▸ **Given request**
Print every entry word for word, but omit the pictures.

====== Materials provided

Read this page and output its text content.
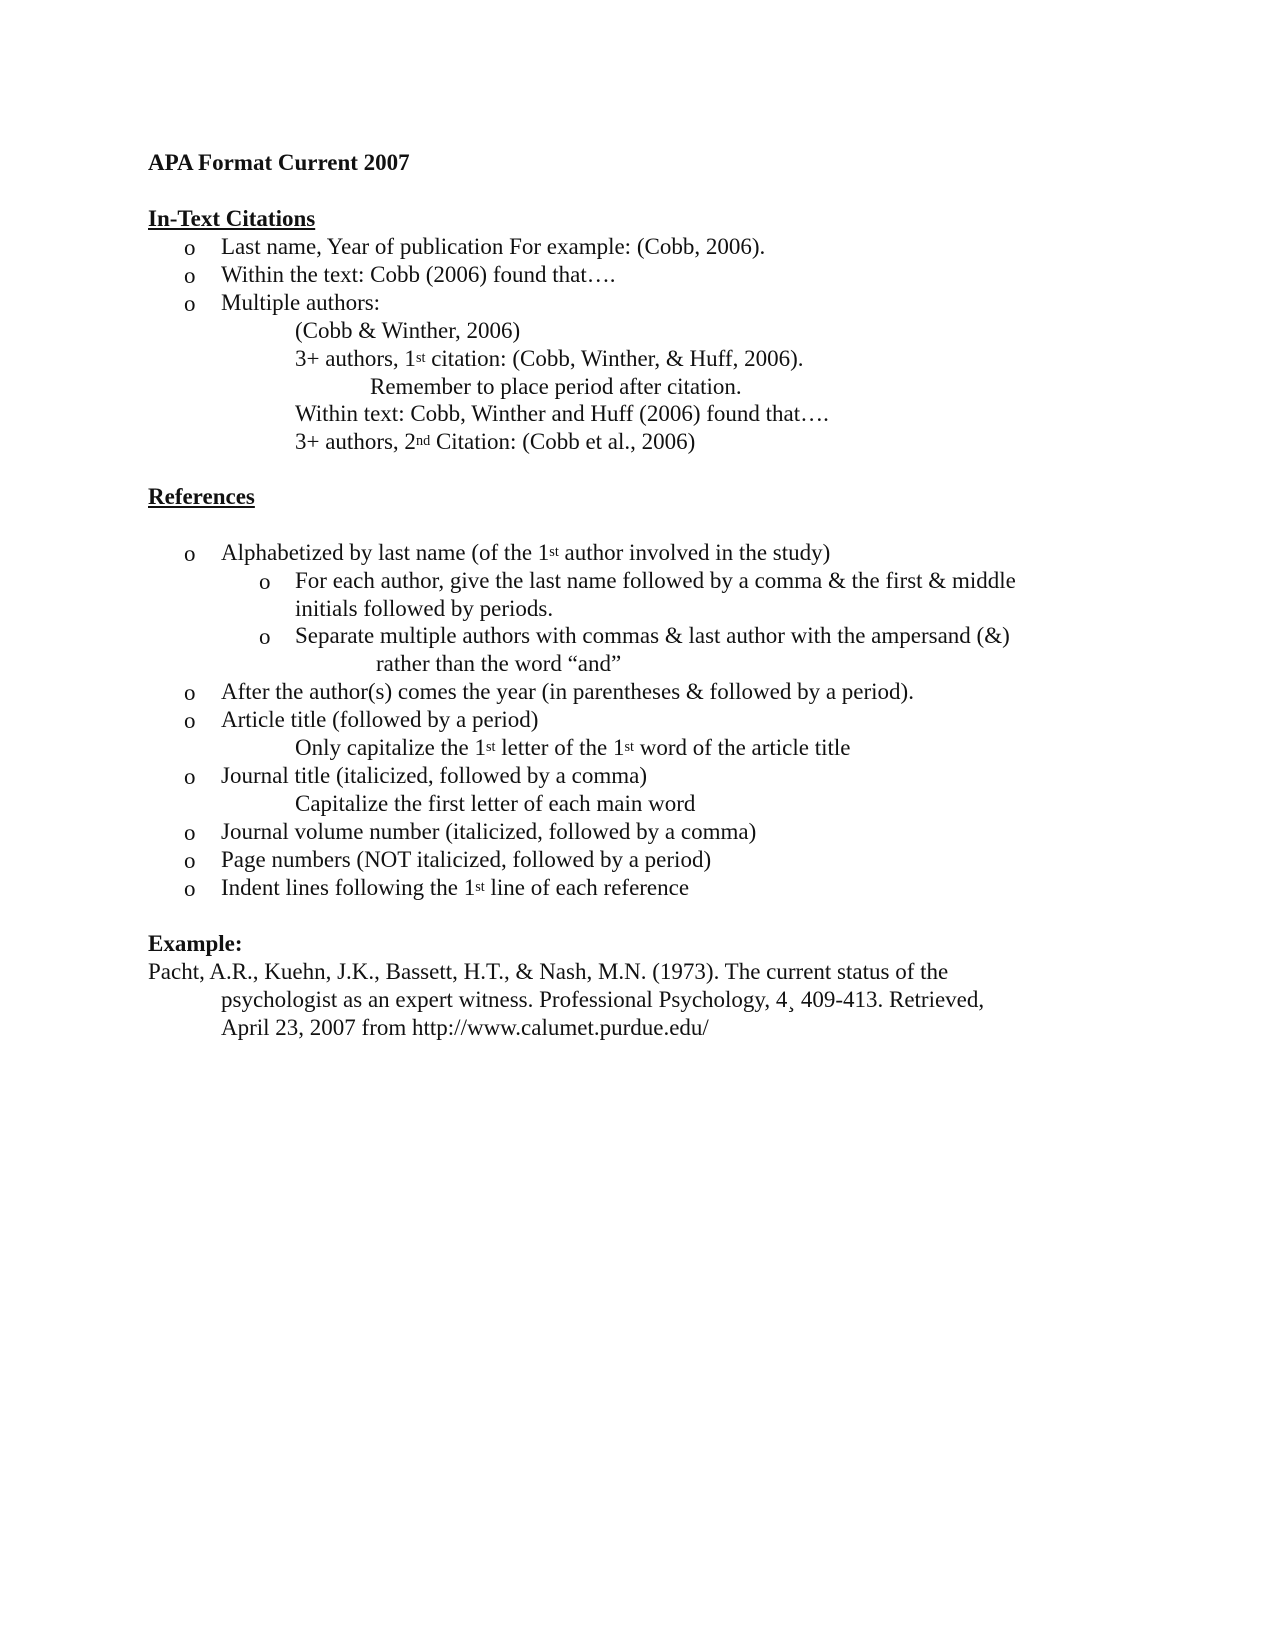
APA Format Current 2007
In-Text Citations
o Last name, Year of publication For example: (Cobb, 2006).
o Within the text: Cobb (2006) found that….
o Multiple authors:
(Cobb & Winther, 2006)
3+ authors, 1st citation: (Cobb, Winther, & Huff, 2006).
Remember to place period after citation.
Within text: Cobb, Winther and Huff (2006) found that….
3+ authors, 2nd Citation: (Cobb et al., 2006)
References
o Alphabetized by last name (of the 1st author involved in the study)
o For each author, give the last name followed by a comma & the first & middle
initials followed by periods.
o Separate multiple authors with commas & last author with the ampersand (&)
rather than the word “and”
o After the author(s) comes the year (in parentheses & followed by a period).
o Article title (followed by a period)
Only capitalize the 1st letter of the 1st word of the article title
o Journal title (italicized, followed by a comma)
Capitalize the first letter of each main word
o Journal volume number (italicized, followed by a comma)
o Page numbers (NOT italicized, followed by a period)
o Indent lines following the 1st line of each reference
Example:
Pacht, A.R., Kuehn, J.K., Bassett, H.T., & Nash, M.N. (1973). The current status of the
psychologist as an expert witness. Professional Psychology, 4¸ 409-413. Retrieved,
April 23, 2007 from http://www.calumet.purdue.edu/
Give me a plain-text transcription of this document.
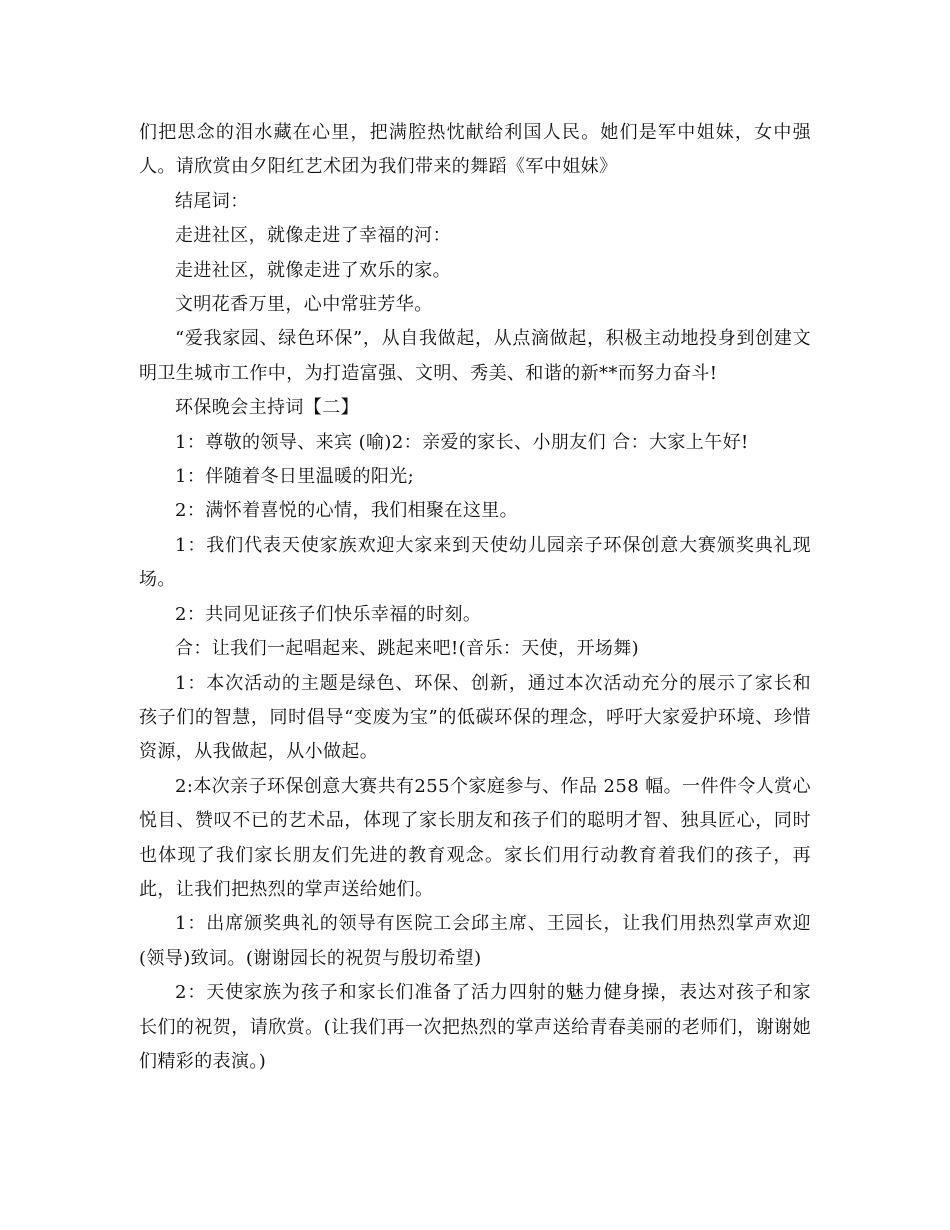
们把思念的泪水藏在心里，把满腔热忱献给利国人民。她们是军中姐妹，女中强人。请欣赏由夕阳红艺术团为我们带来的舞蹈《军中姐妹》

结尾词：

走进社区，就像走进了幸福的河：

走进社区，就像走进了欢乐的家。

文明花香万里，心中常驻芳华。

“爱我家园、绿色环保”，从自我做起，从点滴做起，积极主动地投身到创建文明卫生城市工作中，为打造富强、文明、秀美、和谐的新**而努力奋斗!

环保晚会主持词【二】

1：尊敬的领导、来宾 (喻)2：亲爱的家长、小朋友们 合：大家上午好!

1：伴随着冬日里温暖的阳光;

2：满怀着喜悦的心情，我们相聚在这里。

1：我们代表天使家族欢迎大家来到天使幼儿园亲子环保创意大赛颁奖典礼现场。

2：共同见证孩子们快乐幸福的时刻。

合：让我们一起唱起来、跳起来吧!(音乐：天使，开场舞)

1：本次活动的主题是绿色、环保、创新，通过本次活动充分的展示了家长和孩子们的智慧，同时倡导“变废为宝”的低碳环保的理念，呼吁大家爱护环境、珍惜资源，从我做起，从小做起。

2:本次亲子环保创意大赛共有255个家庭参与、作品 258 幅。一件件令人赏心悦目、赞叹不已的艺术品，体现了家长朋友和孩子们的聪明才智、独具匠心，同时也体现了我们家长朋友们先进的教育观念。家长们用行动教育着我们的孩子，再此，让我们把热烈的掌声送给她们。

1：出席颁奖典礼的领导有医院工会邱主席、王园长，让我们用热烈掌声欢迎(领导)致词。(谢谢园长的祝贺与殷切希望)

2：天使家族为孩子和家长们准备了活力四射的魅力健身操，表达对孩子和家长们的祝贺，请欣赏。(让我们再一次把热烈的掌声送给青春美丽的老师们，谢谢她们精彩的表演。)
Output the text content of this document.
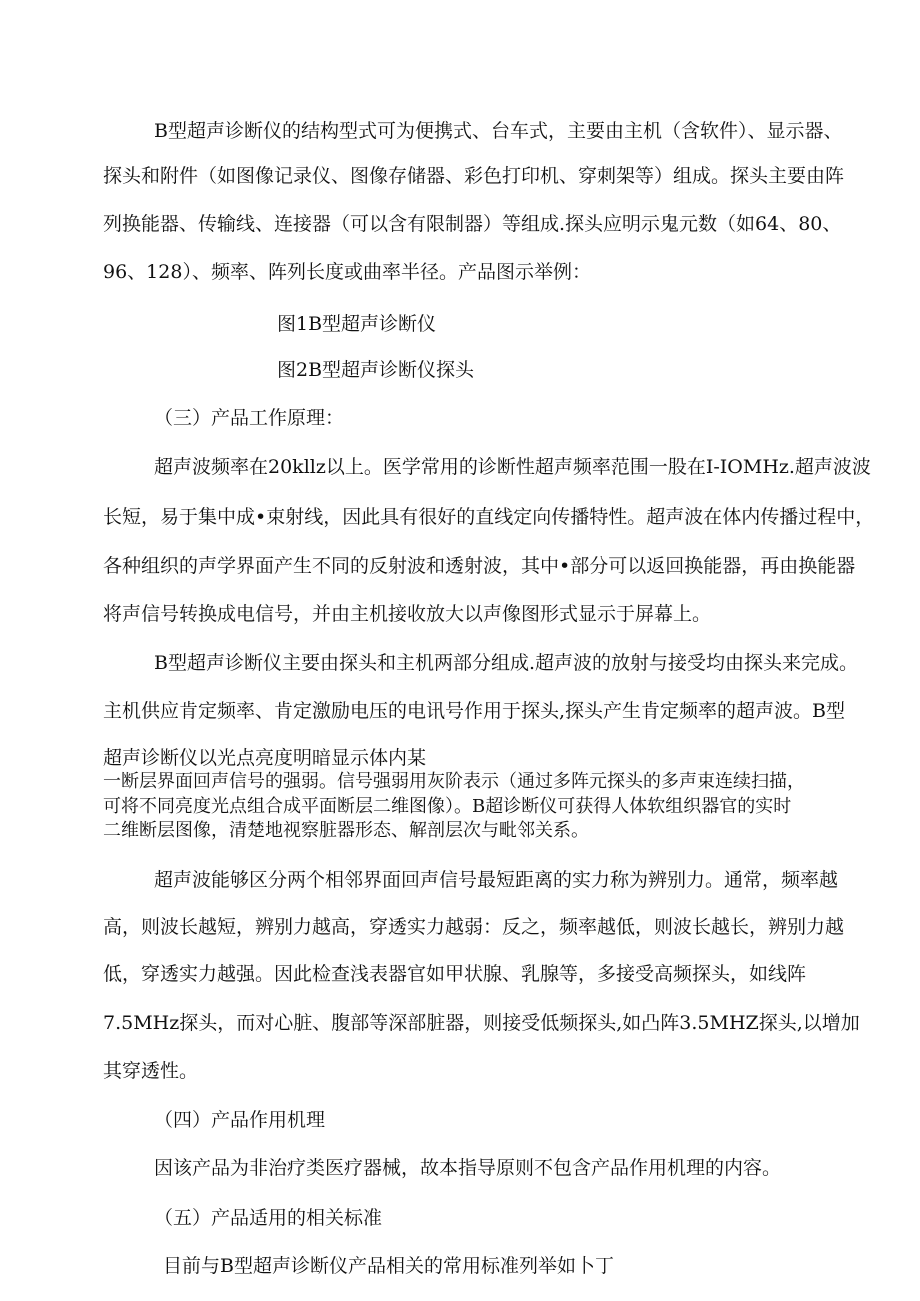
B型超声诊断仪的结构型式可为便携式、台车式，主要由主机（含软件）、显示器、
探头和附件（如图像记录仪、图像存储器、彩色打印机、穿刺架等）组成。探头主要由阵
列换能器、传输线、连接器（可以含有限制器）等组成.探头应明示鬼元数（如64、80、
96、128）、频率、阵列长度或曲率半径。产品图示举例：
图1B型超声诊断仪
图2B型超声诊断仪探头
（三）产品工作原理：
超声波频率在20kllz以上。医学常用的诊断性超声频率范围一股在I-IOMHz.超声波波
长短，易于集中成•束射线，因此具有很好的直线定向传播特性。超声波在体内传播过程中，
各种组织的声学界面产生不同的反射波和透射波，其中•部分可以返回换能器，再由换能器
将声信号转换成电信号，并由主机接收放大以声像图形式显示于屏幕上。
B型超声诊断仪主要由探头和主机两部分组成.超声波的放射与接受均由探头来完成。
主机供应肯定频率、肯定激励电压的电讯号作用于探头,探头产生肯定频率的超声波。B型
超声诊断仪以光点亮度明暗显示体内某
一断层界面回声信号的强弱。信号强弱用灰阶表示（通过多阵元探头的多声束连续扫描，
可将不同亮度光点组合成平面断层二维图像）。B超诊断仪可获得人体软组织器官的实时
二维断层图像，清楚地视察脏器形态、解剖层次与毗邻关系。
超声波能够区分两个相邻界面回声信号最短距离的实力称为辨别力。通常，频率越
高，则波长越短，辨别力越高，穿透实力越弱：反之，频率越低，则波长越长，辨别力越
低，穿透实力越强。因此检查浅表器官如甲状腺、乳腺等，多接受高频探头，如线阵
7.5MHz探头，而对心脏、腹部等深部脏器，则接受低频探头,如凸阵3.5MHZ探头,以增加
其穿透性。
（四）产品作用机理
因该产品为非治疗类医疗器械，故本指导原则不包含产品作用机理的内容。
（五）产品适用的相关标准
目前与B型超声诊断仪产品相关的常用标准列举如卜丁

============

▸ **Result below**
Read this page and output its text content.
APA Format Current 2007
In-Text Citations
o Last name, Year of publication For example: (Cobb, 2006).
o Within the text: Cobb (2006) found that….
o Multiple authors:
(Cobb & Winther, 2006)
3+ authors, 1st citation: (Cobb, Winther, & Huff, 2006).
Remember to place period after citation.
Within text: Cobb, Winther and Huff (2006) found that….
3+ authors, 2nd Citation: (Cobb et al., 2006)
References
o Alphabetized by last name (of the 1st author involved in the study)
o For each author, give the last name followed by a comma & the first & middle
initials followed by periods.
o Separate multiple authors with commas & last author with the ampersand (&)
rather than the word “and”
o After the author(s) comes the year (in parentheses & followed by a period).
o Article title (followed by a period)
Only capitalize the 1st letter of the 1st word of the article title
o Journal title (italicized, followed by a comma)
Capitalize the first letter of each main word
o Journal volume number (italicized, followed by a comma)
o Page numbers (NOT italicized, followed by a period)
o Indent lines following the 1st line of each reference
Example:
Pacht, A.R., Kuehn, J.K., Bassett, H.T., & Nash, M.N. (1973). The current status of the
psychologist as an expert witness. Professional Psychology, 4¸ 409-413. Retrieved,
April 23, 2007 from http://www.calumet.purdue.edu/
Give me a plain-text transcription of this document.
们把思念的泪水藏在心里，把满腔热忱献给利国人民。她们是军中姐妹，女中强人。请欣赏由夕阳红艺术团为我们带来的舞蹈《军中姐妹》

结尾词：

走进社区，就像走进了幸福的河：

走进社区，就像走进了欢乐的家。

文明花香万里，心中常驻芳华。

“爱我家园、绿色环保”，从自我做起，从点滴做起，积极主动地投身到创建文明卫生城市工作中，为打造富强、文明、秀美、和谐的新**而努力奋斗!

环保晚会主持词【二】

1：尊敬的领导、来宾 (喻)2：亲爱的家长、小朋友们 合：大家上午好!

1：伴随着冬日里温暖的阳光;

2：满怀着喜悦的心情，我们相聚在这里。

1：我们代表天使家族欢迎大家来到天使幼儿园亲子环保创意大赛颁奖典礼现场。

2：共同见证孩子们快乐幸福的时刻。

合：让我们一起唱起来、跳起来吧!(音乐：天使，开场舞)

1：本次活动的主题是绿色、环保、创新，通过本次活动充分的展示了家长和孩子们的智慧，同时倡导“变废为宝”的低碳环保的理念，呼吁大家爱护环境、珍惜资源，从我做起，从小做起。

2:本次亲子环保创意大赛共有255个家庭参与、作品 258 幅。一件件令人赏心悦目、赞叹不已的艺术品，体现了家长朋友和孩子们的聪明才智、独具匠心，同时也体现了我们家长朋友们先进的教育观念。家长们用行动教育着我们的孩子，再此，让我们把热烈的掌声送给她们。

1：出席颁奖典礼的领导有医院工会邱主席、王园长，让我们用热烈掌声欢迎(领导)致词。(谢谢园长的祝贺与殷切希望)

2：天使家族为孩子和家长们准备了活力四射的魅力健身操，表达对孩子和家长们的祝贺，请欣赏。(让我们再一次把热烈的掌声送给青春美丽的老师们，谢谢她们精彩的表演。)
Output the text content of this document.
B型超声诊断仪的结构型式可为便携式、台车式，主要由主机（含软件）、显示器、
探头和附件（如图像记录仪、图像存储器、彩色打印机、穿刺架等）组成。探头主要由阵
列换能器、传输线、连接器（可以含有限制器）等组成.探头应明示鬼元数（如64、80、
96、128）、频率、阵列长度或曲率半径。产品图示举例：
图1B型超声诊断仪
图2B型超声诊断仪探头
（三）产品工作原理：
超声波频率在20kllz以上。医学常用的诊断性超声频率范围一股在I-IOMHz.超声波波
长短，易于集中成•束射线，因此具有很好的直线定向传播特性。超声波在体内传播过程中，
各种组织的声学界面产生不同的反射波和透射波，其中•部分可以返回换能器，再由换能器
将声信号转换成电信号，并由主机接收放大以声像图形式显示于屏幕上。
B型超声诊断仪主要由探头和主机两部分组成.超声波的放射与接受均由探头来完成。
主机供应肯定频率、肯定激励电压的电讯号作用于探头,探头产生肯定频率的超声波。B型
超声诊断仪以光点亮度明暗显示体内某
一断层界面回声信号的强弱。信号强弱用灰阶表示（通过多阵元探头的多声束连续扫描，
可将不同亮度光点组合成平面断层二维图像）。B超诊断仪可获得人体软组织器官的实时
二维断层图像，清楚地视察脏器形态、解剖层次与毗邻关系。
超声波能够区分两个相邻界面回声信号最短距离的实力称为辨别力。通常，频率越
高，则波长越短，辨别力越高，穿透实力越弱：反之，频率越低，则波长越长，辨别力越
低，穿透实力越强。因此检查浅表器官如甲状腺、乳腺等，多接受高频探头，如线阵
7.5MHz探头，而对心脏、腹部等深部脏器，则接受低频探头,如凸阵3.5MHZ探头,以增加
其穿透性。
（四）产品作用机理
因该产品为非治疗类医疗器械，故本指导原则不包含产品作用机理的内容。
（五）产品适用的相关标准
目前与B型超声诊断仪产品相关的常用标准列举如卜丁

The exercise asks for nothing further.